### TASK OBJECTIVE
Write out the entire listing below exactly as it appears, minus any pictures.

### INPUT ROWS

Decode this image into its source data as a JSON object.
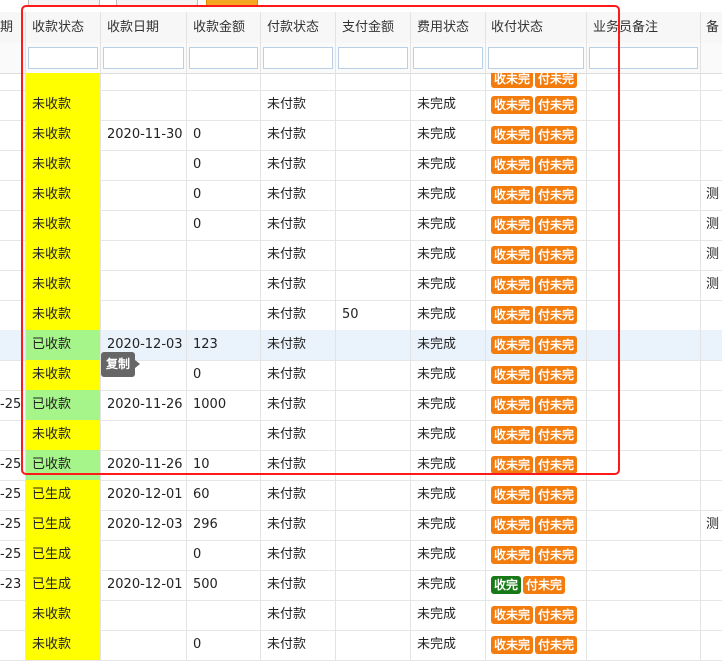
{
  "header": {
    "partial_first": "期",
    "columns": [
      "收款状态",
      "收款日期",
      "收款金额",
      "付款状态",
      "支付金额",
      "费用状态",
      "收付状态",
      "业务员备注"
    ],
    "partial_last": "备"
  },
  "tooltip": "复制",
  "colors": {
    "yellow": "#ffff00",
    "green": "#a5f58a",
    "tag_orange": "#f47c0c",
    "tag_green": "#177a17",
    "frame": "#ff1a1a"
  },
  "rows": [
    {
      "left": "",
      "recv_status": "",
      "recv_date": "",
      "recv_amount": "",
      "pay_status": "",
      "pay_amount": "",
      "fee_status": "",
      "tag1": "收未完",
      "tag2": "付未完",
      "note": "",
      "right": "",
      "recv_color": "yellow",
      "tag1_color": "orange",
      "partial": true
    },
    {
      "left": "",
      "recv_status": "未收款",
      "recv_date": "",
      "recv_amount": "",
      "pay_status": "未付款",
      "pay_amount": "",
      "fee_status": "未完成",
      "tag1": "收未完",
      "tag2": "付未完",
      "note": "",
      "right": "",
      "recv_color": "yellow",
      "tag1_color": "orange"
    },
    {
      "left": "",
      "recv_status": "未收款",
      "recv_date": "2020-11-30",
      "recv_amount": "0",
      "pay_status": "未付款",
      "pay_amount": "",
      "fee_status": "未完成",
      "tag1": "收未完",
      "tag2": "付未完",
      "note": "",
      "right": "",
      "recv_color": "yellow",
      "tag1_color": "orange"
    },
    {
      "left": "",
      "recv_status": "未收款",
      "recv_date": "",
      "recv_amount": "0",
      "pay_status": "未付款",
      "pay_amount": "",
      "fee_status": "未完成",
      "tag1": "收未完",
      "tag2": "付未完",
      "note": "",
      "right": "",
      "recv_color": "yellow",
      "tag1_color": "orange"
    },
    {
      "left": "",
      "recv_status": "未收款",
      "recv_date": "",
      "recv_amount": "0",
      "pay_status": "未付款",
      "pay_amount": "",
      "fee_status": "未完成",
      "tag1": "收未完",
      "tag2": "付未完",
      "note": "",
      "right": "测",
      "recv_color": "yellow",
      "tag1_color": "orange"
    },
    {
      "left": "",
      "recv_status": "未收款",
      "recv_date": "",
      "recv_amount": "0",
      "pay_status": "未付款",
      "pay_amount": "",
      "fee_status": "未完成",
      "tag1": "收未完",
      "tag2": "付未完",
      "note": "",
      "right": "测",
      "recv_color": "yellow",
      "tag1_color": "orange"
    },
    {
      "left": "",
      "recv_status": "未收款",
      "recv_date": "",
      "recv_amount": "",
      "pay_status": "未付款",
      "pay_amount": "",
      "fee_status": "未完成",
      "tag1": "收未完",
      "tag2": "付未完",
      "note": "",
      "right": "测",
      "recv_color": "yellow",
      "tag1_color": "orange"
    },
    {
      "left": "",
      "recv_status": "未收款",
      "recv_date": "",
      "recv_amount": "",
      "pay_status": "未付款",
      "pay_amount": "",
      "fee_status": "未完成",
      "tag1": "收未完",
      "tag2": "付未完",
      "note": "",
      "right": "测",
      "recv_color": "yellow",
      "tag1_color": "orange"
    },
    {
      "left": "",
      "recv_status": "未收款",
      "recv_date": "",
      "recv_amount": "",
      "pay_status": "未付款",
      "pay_amount": "50",
      "fee_status": "未完成",
      "tag1": "收未完",
      "tag2": "付未完",
      "note": "",
      "right": "",
      "recv_color": "yellow",
      "tag1_color": "orange"
    },
    {
      "left": "",
      "recv_status": "已收款",
      "recv_date": "2020-12-03",
      "recv_amount": "123",
      "pay_status": "未付款",
      "pay_amount": "",
      "fee_status": "未完成",
      "tag1": "收未完",
      "tag2": "付未完",
      "note": "",
      "right": "",
      "recv_color": "green",
      "tag1_color": "orange",
      "highlight": true
    },
    {
      "left": "",
      "recv_status": "未收款",
      "recv_date": "",
      "recv_amount": "0",
      "pay_status": "未付款",
      "pay_amount": "",
      "fee_status": "未完成",
      "tag1": "收未完",
      "tag2": "付未完",
      "note": "",
      "right": "",
      "recv_color": "yellow",
      "tag1_color": "orange"
    },
    {
      "left": "-25",
      "recv_status": "已收款",
      "recv_date": "2020-11-26",
      "recv_amount": "1000",
      "pay_status": "未付款",
      "pay_amount": "",
      "fee_status": "未完成",
      "tag1": "收未完",
      "tag2": "付未完",
      "note": "",
      "right": "",
      "recv_color": "green",
      "tag1_color": "orange"
    },
    {
      "left": "",
      "recv_status": "未收款",
      "recv_date": "",
      "recv_amount": "",
      "pay_status": "未付款",
      "pay_amount": "",
      "fee_status": "未完成",
      "tag1": "收未完",
      "tag2": "付未完",
      "note": "",
      "right": "",
      "recv_color": "yellow",
      "tag1_color": "orange"
    },
    {
      "left": "-25",
      "recv_status": "已收款",
      "recv_date": "2020-11-26",
      "recv_amount": "10",
      "pay_status": "未付款",
      "pay_amount": "",
      "fee_status": "未完成",
      "tag1": "收未完",
      "tag2": "付未完",
      "note": "",
      "right": "",
      "recv_color": "green",
      "tag1_color": "orange"
    },
    {
      "left": "-25",
      "recv_status": "已生成",
      "recv_date": "2020-12-01",
      "recv_amount": "60",
      "pay_status": "未付款",
      "pay_amount": "",
      "fee_status": "未完成",
      "tag1": "收未完",
      "tag2": "付未完",
      "note": "",
      "right": "",
      "recv_color": "yellow",
      "tag1_color": "orange"
    },
    {
      "left": "-25",
      "recv_status": "已生成",
      "recv_date": "2020-12-03",
      "recv_amount": "296",
      "pay_status": "未付款",
      "pay_amount": "",
      "fee_status": "未完成",
      "tag1": "收未完",
      "tag2": "付未完",
      "note": "",
      "right": "测",
      "recv_color": "yellow",
      "tag1_color": "orange"
    },
    {
      "left": "-25",
      "recv_status": "已生成",
      "recv_date": "",
      "recv_amount": "0",
      "pay_status": "未付款",
      "pay_amount": "",
      "fee_status": "未完成",
      "tag1": "收未完",
      "tag2": "付未完",
      "note": "",
      "right": "",
      "recv_color": "yellow",
      "tag1_color": "orange"
    },
    {
      "left": "-23",
      "recv_status": "已生成",
      "recv_date": "2020-12-01",
      "recv_amount": "500",
      "pay_status": "未付款",
      "pay_amount": "",
      "fee_status": "未完成",
      "tag1": "收完",
      "tag2": "付未完",
      "note": "",
      "right": "",
      "recv_color": "yellow",
      "tag1_color": "dgreen"
    },
    {
      "left": "",
      "recv_status": "未收款",
      "recv_date": "",
      "recv_amount": "",
      "pay_status": "未付款",
      "pay_amount": "",
      "fee_status": "未完成",
      "tag1": "收未完",
      "tag2": "付未完",
      "note": "",
      "right": "",
      "recv_color": "yellow",
      "tag1_color": "orange"
    },
    {
      "left": "",
      "recv_status": "未收款",
      "recv_date": "",
      "recv_amount": "0",
      "pay_status": "未付款",
      "pay_amount": "",
      "fee_status": "未完成",
      "tag1": "收未完",
      "tag2": "付未完",
      "note": "",
      "right": "",
      "recv_color": "yellow",
      "tag1_color": "orange"
    }
  ]
}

### REPLY
Decode this image into its source data as a JSON object.
{
  "header": {
    "partial_first": "期",
    "columns": [
      "收款状态",
      "收款日期",
      "收款金额",
      "付款状态",
      "支付金额",
      "费用状态",
      "收付状态",
      "业务员备注"
    ],
    "partial_last": "备"
  },
  "tooltip": "复制",
  "colors": {
    "yellow": "#ffff00",
    "green": "#a5f58a",
    "tag_orange": "#f47c0c",
    "tag_green": "#177a17",
    "frame": "#ff1a1a"
  },
  "rows": [
    {
      "left": "",
      "recv_status": "",
      "recv_date": "",
      "recv_amount": "",
      "pay_status": "",
      "pay_amount": "",
      "fee_status": "",
      "tag1": "收未完",
      "tag2": "付未完",
      "note": "",
      "right": "",
      "recv_color": "yellow",
      "tag1_color": "orange",
      "partial": true
    },
    {
      "left": "",
      "recv_status": "未收款",
      "recv_date": "",
      "recv_amount": "",
      "pay_status": "未付款",
      "pay_amount": "",
      "fee_status": "未完成",
      "tag1": "收未完",
      "tag2": "付未完",
      "note": "",
      "right": "",
      "recv_color": "yellow",
      "tag1_color": "orange"
    },
    {
      "left": "",
      "recv_status": "未收款",
      "recv_date": "2020-11-30",
      "recv_amount": "0",
      "pay_status": "未付款",
      "pay_amount": "",
      "fee_status": "未完成",
      "tag1": "收未完",
      "tag2": "付未完",
      "note": "",
      "right": "",
      "recv_color": "yellow",
      "tag1_color": "orange"
    },
    {
      "left": "",
      "recv_status": "未收款",
      "recv_date": "",
      "recv_amount": "0",
      "pay_status": "未付款",
      "pay_amount": "",
      "fee_status": "未完成",
      "tag1": "收未完",
      "tag2": "付未完",
      "note": "",
      "right": "",
      "recv_color": "yellow",
      "tag1_color": "orange"
    },
    {
      "left": "",
      "recv_status": "未收款",
      "recv_date": "",
      "recv_amount": "0",
      "pay_status": "未付款",
      "pay_amount": "",
      "fee_status": "未完成",
      "tag1": "收未完",
      "tag2": "付未完",
      "note": "",
      "right": "测",
      "recv_color": "yellow",
      "tag1_color": "orange"
    },
    {
      "left": "",
      "recv_status": "未收款",
      "recv_date": "",
      "recv_amount": "0",
      "pay_status": "未付款",
      "pay_amount": "",
      "fee_status": "未完成",
      "tag1": "收未完",
      "tag2": "付未完",
      "note": "",
      "right": "测",
      "recv_color": "yellow",
      "tag1_color": "orange"
    },
    {
      "left": "",
      "recv_status": "未收款",
      "recv_date": "",
      "recv_amount": "",
      "pay_status": "未付款",
      "pay_amount": "",
      "fee_status": "未完成",
      "tag1": "收未完",
      "tag2": "付未完",
      "note": "",
      "right": "测",
      "recv_color": "yellow",
      "tag1_color": "orange"
    },
    {
      "left": "",
      "recv_status": "未收款",
      "recv_date": "",
      "recv_amount": "",
      "pay_status": "未付款",
      "pay_amount": "",
      "fee_status": "未完成",
      "tag1": "收未完",
      "tag2": "付未完",
      "note": "",
      "right": "测",
      "recv_color": "yellow",
      "tag1_color": "orange"
    },
    {
      "left": "",
      "recv_status": "未收款",
      "recv_date": "",
      "recv_amount": "",
      "pay_status": "未付款",
      "pay_amount": "50",
      "fee_status": "未完成",
      "tag1": "收未完",
      "tag2": "付未完",
      "note": "",
      "right": "",
      "recv_color": "yellow",
      "tag1_color": "orange"
    },
    {
      "left": "",
      "recv_status": "已收款",
      "recv_date": "2020-12-03",
      "recv_amount": "123",
      "pay_status": "未付款",
      "pay_amount": "",
      "fee_status": "未完成",
      "tag1": "收未完",
      "tag2": "付未完",
      "note": "",
      "right": "",
      "recv_color": "green",
      "tag1_color": "orange",
      "highlight": true
    },
    {
      "left": "",
      "recv_status": "未收款",
      "recv_date": "",
      "recv_amount": "0",
      "pay_status": "未付款",
      "pay_amount": "",
      "fee_status": "未完成",
      "tag1": "收未完",
      "tag2": "付未完",
      "note": "",
      "right": "",
      "recv_color": "yellow",
      "tag1_color": "orange"
    },
    {
      "left": "-25",
      "recv_status": "已收款",
      "recv_date": "2020-11-26",
      "recv_amount": "1000",
      "pay_status": "未付款",
      "pay_amount": "",
      "fee_status": "未完成",
      "tag1": "收未完",
      "tag2": "付未完",
      "note": "",
      "right": "",
      "recv_color": "green",
      "tag1_color": "orange"
    },
    {
      "left": "",
      "recv_status": "未收款",
      "recv_date": "",
      "recv_amount": "",
      "pay_status": "未付款",
      "pay_amount": "",
      "fee_status": "未完成",
      "tag1": "收未完",
      "tag2": "付未完",
      "note": "",
      "right": "",
      "recv_color": "yellow",
      "tag1_color": "orange"
    },
    {
      "left": "-25",
      "recv_status": "已收款",
      "recv_date": "2020-11-26",
      "recv_amount": "10",
      "pay_status": "未付款",
      "pay_amount": "",
      "fee_status": "未完成",
      "tag1": "收未完",
      "tag2": "付未完",
      "note": "",
      "right": "",
      "recv_color": "green",
      "tag1_color": "orange"
    },
    {
      "left": "-25",
      "recv_status": "已生成",
      "recv_date": "2020-12-01",
      "recv_amount": "60",
      "pay_status": "未付款",
      "pay_amount": "",
      "fee_status": "未完成",
      "tag1": "收未完",
      "tag2": "付未完",
      "note": "",
      "right": "",
      "recv_color": "yellow",
      "tag1_color": "orange"
    },
    {
      "left": "-25",
      "recv_status": "已生成",
      "recv_date": "2020-12-03",
      "recv_amount": "296",
      "pay_status": "未付款",
      "pay_amount": "",
      "fee_status": "未完成",
      "tag1": "收未完",
      "tag2": "付未完",
      "note": "",
      "right": "测",
      "recv_color": "yellow",
      "tag1_color": "orange"
    },
    {
      "left": "-25",
      "recv_status": "已生成",
      "recv_date": "",
      "recv_amount": "0",
      "pay_status": "未付款",
      "pay_amount": "",
      "fee_status": "未完成",
      "tag1": "收未完",
      "tag2": "付未完",
      "note": "",
      "right": "",
      "recv_color": "yellow",
      "tag1_color": "orange"
    },
    {
      "left": "-23",
      "recv_status": "已生成",
      "recv_date": "2020-12-01",
      "recv_amount": "500",
      "pay_status": "未付款",
      "pay_amount": "",
      "fee_status": "未完成",
      "tag1": "收完",
      "tag2": "付未完",
      "note": "",
      "right": "",
      "recv_color": "yellow",
      "tag1_color": "dgreen"
    },
    {
      "left": "",
      "recv_status": "未收款",
      "recv_date": "",
      "recv_amount": "",
      "pay_status": "未付款",
      "pay_amount": "",
      "fee_status": "未完成",
      "tag1": "收未完",
      "tag2": "付未完",
      "note": "",
      "right": "",
      "recv_color": "yellow",
      "tag1_color": "orange"
    },
    {
      "left": "",
      "recv_status": "未收款",
      "recv_date": "",
      "recv_amount": "0",
      "pay_status": "未付款",
      "pay_amount": "",
      "fee_status": "未完成",
      "tag1": "收未完",
      "tag2": "付未完",
      "note": "",
      "right": "",
      "recv_color": "yellow",
      "tag1_color": "orange"
    }
  ]
}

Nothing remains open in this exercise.